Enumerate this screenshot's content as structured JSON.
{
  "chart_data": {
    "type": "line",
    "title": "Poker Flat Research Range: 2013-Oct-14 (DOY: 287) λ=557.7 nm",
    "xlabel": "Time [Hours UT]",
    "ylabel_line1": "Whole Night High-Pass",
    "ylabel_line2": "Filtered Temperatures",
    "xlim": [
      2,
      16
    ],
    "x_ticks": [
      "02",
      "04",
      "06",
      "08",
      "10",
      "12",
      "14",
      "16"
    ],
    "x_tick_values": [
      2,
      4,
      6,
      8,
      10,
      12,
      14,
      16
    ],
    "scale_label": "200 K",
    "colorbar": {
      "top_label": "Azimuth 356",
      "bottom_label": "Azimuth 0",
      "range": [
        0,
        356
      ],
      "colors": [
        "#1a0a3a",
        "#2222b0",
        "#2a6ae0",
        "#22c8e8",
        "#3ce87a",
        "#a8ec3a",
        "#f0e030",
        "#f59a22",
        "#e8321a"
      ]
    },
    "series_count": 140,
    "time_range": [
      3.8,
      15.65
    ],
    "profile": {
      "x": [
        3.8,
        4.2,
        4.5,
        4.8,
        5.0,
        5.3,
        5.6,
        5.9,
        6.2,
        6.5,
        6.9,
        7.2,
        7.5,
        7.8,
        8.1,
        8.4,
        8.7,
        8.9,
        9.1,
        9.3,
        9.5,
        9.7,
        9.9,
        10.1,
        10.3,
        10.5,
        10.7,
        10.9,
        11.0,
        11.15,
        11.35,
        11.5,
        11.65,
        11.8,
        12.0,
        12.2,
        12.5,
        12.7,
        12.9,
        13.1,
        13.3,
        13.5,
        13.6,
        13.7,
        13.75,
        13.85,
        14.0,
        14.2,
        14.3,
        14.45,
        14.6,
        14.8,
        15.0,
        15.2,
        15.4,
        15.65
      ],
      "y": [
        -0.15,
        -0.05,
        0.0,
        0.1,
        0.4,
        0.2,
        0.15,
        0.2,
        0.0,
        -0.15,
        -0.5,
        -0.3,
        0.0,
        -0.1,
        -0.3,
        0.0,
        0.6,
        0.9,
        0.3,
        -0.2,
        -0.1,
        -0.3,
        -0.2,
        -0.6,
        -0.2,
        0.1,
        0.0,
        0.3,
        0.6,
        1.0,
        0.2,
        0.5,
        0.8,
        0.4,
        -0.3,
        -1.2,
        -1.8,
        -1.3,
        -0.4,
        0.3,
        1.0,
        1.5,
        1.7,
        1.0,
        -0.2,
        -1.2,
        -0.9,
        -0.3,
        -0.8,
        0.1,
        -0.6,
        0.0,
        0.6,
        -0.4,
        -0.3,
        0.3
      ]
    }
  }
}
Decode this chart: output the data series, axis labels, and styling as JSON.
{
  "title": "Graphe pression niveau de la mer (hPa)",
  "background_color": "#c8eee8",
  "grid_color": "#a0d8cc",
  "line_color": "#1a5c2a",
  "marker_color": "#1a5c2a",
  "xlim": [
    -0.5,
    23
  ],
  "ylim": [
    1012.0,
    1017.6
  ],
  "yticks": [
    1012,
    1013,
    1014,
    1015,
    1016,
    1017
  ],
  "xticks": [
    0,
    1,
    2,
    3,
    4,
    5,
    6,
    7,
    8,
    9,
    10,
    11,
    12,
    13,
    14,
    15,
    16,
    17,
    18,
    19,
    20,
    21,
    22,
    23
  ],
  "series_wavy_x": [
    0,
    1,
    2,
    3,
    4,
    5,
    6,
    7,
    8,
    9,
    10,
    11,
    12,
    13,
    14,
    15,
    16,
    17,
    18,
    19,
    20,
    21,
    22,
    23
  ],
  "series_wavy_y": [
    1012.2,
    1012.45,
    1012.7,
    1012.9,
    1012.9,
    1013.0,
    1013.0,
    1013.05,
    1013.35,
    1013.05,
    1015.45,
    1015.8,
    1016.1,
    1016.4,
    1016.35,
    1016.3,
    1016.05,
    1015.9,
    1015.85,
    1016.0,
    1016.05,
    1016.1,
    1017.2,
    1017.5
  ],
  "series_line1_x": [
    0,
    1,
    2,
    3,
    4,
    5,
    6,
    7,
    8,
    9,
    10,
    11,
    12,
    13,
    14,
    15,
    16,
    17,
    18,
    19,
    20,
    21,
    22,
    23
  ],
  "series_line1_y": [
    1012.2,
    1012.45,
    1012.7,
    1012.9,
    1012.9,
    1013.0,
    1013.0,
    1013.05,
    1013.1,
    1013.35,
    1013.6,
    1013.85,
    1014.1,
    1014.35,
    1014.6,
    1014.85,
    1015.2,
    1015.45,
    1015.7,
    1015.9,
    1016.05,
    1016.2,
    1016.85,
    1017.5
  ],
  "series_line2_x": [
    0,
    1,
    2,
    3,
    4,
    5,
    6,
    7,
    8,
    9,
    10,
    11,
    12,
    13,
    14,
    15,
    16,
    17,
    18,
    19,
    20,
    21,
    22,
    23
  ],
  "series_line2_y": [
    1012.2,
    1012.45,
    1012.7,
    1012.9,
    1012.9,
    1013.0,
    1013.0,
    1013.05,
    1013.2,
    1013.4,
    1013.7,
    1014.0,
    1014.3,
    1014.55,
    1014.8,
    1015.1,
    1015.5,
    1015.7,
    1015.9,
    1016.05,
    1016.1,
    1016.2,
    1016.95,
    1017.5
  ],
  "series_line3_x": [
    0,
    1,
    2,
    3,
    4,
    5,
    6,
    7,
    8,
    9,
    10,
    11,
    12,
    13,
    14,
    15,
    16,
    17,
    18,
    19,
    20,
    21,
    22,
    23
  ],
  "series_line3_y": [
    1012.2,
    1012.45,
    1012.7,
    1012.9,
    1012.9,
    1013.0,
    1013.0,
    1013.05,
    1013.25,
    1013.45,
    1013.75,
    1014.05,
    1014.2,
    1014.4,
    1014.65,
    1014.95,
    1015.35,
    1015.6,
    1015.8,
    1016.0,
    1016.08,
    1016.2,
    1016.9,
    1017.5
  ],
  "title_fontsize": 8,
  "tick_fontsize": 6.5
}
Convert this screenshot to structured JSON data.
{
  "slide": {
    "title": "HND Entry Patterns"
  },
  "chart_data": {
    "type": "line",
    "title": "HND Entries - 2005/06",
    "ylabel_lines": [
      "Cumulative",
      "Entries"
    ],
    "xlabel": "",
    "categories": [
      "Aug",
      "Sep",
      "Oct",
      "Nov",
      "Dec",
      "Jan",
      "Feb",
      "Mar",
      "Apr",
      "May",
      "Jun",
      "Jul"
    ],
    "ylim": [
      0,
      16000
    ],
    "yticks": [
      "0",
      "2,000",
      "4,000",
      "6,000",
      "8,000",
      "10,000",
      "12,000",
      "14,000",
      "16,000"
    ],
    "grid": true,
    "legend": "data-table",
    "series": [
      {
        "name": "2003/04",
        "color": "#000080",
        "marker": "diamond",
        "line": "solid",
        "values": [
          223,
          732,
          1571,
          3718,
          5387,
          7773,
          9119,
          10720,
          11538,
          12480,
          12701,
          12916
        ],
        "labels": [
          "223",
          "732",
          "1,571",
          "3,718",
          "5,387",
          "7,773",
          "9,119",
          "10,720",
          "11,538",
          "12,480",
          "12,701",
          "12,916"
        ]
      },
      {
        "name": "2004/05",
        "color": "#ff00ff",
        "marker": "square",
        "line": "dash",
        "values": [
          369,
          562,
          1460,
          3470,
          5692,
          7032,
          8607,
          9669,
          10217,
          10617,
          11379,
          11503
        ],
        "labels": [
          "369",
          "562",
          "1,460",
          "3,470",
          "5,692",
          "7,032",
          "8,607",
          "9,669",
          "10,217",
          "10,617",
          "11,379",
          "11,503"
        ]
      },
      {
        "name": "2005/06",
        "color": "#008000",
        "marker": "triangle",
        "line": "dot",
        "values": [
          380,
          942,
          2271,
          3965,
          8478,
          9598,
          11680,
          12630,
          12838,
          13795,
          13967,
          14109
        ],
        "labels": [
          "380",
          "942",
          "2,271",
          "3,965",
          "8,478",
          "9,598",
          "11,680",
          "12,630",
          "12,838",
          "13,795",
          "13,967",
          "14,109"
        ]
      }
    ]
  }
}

===

→ **Written task**:
Go through the entries and return each line where the word "JSON" appears.

→ **Solution**:
Enumerate this screenshot's content as structured JSON.
Decode this chart: output the data series, axis labels, and styling as JSON.
Convert this screenshot to structured JSON data.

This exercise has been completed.